* [Task objective] Copy the stretch of the listing from its first line through the line containing "candle-body bbox=[845, 170, 852, 184]", keeping every character unchanged.

»»

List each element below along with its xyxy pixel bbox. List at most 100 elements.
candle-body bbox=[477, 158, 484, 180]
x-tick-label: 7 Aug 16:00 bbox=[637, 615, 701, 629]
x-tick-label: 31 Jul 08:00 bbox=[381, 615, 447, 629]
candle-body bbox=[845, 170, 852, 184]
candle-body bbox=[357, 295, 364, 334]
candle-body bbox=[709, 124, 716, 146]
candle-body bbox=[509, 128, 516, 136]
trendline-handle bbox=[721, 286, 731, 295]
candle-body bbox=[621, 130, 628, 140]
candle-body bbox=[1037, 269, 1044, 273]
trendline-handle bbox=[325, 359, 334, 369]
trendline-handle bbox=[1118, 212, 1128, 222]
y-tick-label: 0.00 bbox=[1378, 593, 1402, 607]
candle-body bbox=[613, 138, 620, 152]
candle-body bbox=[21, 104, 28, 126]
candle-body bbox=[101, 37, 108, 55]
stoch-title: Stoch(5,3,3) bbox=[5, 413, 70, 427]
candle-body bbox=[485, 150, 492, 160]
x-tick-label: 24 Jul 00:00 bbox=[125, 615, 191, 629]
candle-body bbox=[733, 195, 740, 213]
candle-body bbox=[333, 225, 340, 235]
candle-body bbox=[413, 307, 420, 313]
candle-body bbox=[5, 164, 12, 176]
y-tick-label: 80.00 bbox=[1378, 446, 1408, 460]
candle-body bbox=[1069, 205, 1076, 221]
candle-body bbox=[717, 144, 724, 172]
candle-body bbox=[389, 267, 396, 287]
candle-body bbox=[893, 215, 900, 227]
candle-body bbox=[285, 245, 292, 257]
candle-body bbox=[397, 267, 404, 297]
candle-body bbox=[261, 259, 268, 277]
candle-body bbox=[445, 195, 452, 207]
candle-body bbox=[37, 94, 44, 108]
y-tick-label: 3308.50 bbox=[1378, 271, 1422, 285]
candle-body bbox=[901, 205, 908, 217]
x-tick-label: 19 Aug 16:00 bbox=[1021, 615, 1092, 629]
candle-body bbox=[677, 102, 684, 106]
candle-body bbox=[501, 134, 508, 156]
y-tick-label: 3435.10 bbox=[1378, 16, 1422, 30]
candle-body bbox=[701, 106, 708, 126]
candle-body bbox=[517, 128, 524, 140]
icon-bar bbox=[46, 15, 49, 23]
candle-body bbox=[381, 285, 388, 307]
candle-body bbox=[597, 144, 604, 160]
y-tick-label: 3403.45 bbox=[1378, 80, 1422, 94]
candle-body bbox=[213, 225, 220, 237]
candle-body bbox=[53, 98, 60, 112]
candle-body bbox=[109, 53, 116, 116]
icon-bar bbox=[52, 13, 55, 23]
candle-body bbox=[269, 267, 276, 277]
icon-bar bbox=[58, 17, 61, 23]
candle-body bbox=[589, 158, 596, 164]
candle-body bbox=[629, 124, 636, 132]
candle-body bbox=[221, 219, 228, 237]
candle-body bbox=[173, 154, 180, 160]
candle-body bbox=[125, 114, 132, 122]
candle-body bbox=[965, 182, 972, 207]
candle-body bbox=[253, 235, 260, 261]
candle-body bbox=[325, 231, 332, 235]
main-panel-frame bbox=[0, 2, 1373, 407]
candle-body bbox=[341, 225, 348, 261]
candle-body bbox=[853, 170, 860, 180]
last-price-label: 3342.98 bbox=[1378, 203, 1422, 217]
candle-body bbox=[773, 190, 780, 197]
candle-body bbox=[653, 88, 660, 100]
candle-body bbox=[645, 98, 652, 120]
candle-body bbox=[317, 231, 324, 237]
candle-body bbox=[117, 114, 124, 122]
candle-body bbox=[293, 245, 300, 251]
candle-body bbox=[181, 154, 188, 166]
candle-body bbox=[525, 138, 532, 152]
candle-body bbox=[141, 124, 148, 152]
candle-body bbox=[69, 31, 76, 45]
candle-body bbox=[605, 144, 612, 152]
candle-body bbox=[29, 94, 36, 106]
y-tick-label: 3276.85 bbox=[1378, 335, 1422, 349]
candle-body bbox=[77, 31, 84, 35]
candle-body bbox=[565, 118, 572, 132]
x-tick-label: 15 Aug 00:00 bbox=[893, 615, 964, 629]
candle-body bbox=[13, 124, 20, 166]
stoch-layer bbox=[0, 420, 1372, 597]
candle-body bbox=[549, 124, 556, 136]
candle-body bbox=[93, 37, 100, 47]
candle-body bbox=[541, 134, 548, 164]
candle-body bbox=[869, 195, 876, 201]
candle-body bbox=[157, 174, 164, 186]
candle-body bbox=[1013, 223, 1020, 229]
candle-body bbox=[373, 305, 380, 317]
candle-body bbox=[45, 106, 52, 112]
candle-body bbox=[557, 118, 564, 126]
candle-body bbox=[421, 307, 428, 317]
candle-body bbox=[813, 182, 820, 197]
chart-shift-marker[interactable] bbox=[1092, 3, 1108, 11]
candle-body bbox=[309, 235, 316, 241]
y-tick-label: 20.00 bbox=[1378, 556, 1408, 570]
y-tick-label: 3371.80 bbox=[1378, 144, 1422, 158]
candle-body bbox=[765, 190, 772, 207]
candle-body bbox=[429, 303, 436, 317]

««

* [Completed exercise]
List each element below along with its xyxy pixel bbox. List at most 100 elements.
candle-body bbox=[477, 158, 484, 180]
x-tick-label: 7 Aug 16:00 bbox=[637, 615, 701, 629]
x-tick-label: 31 Jul 08:00 bbox=[381, 615, 447, 629]
candle-body bbox=[845, 170, 852, 184]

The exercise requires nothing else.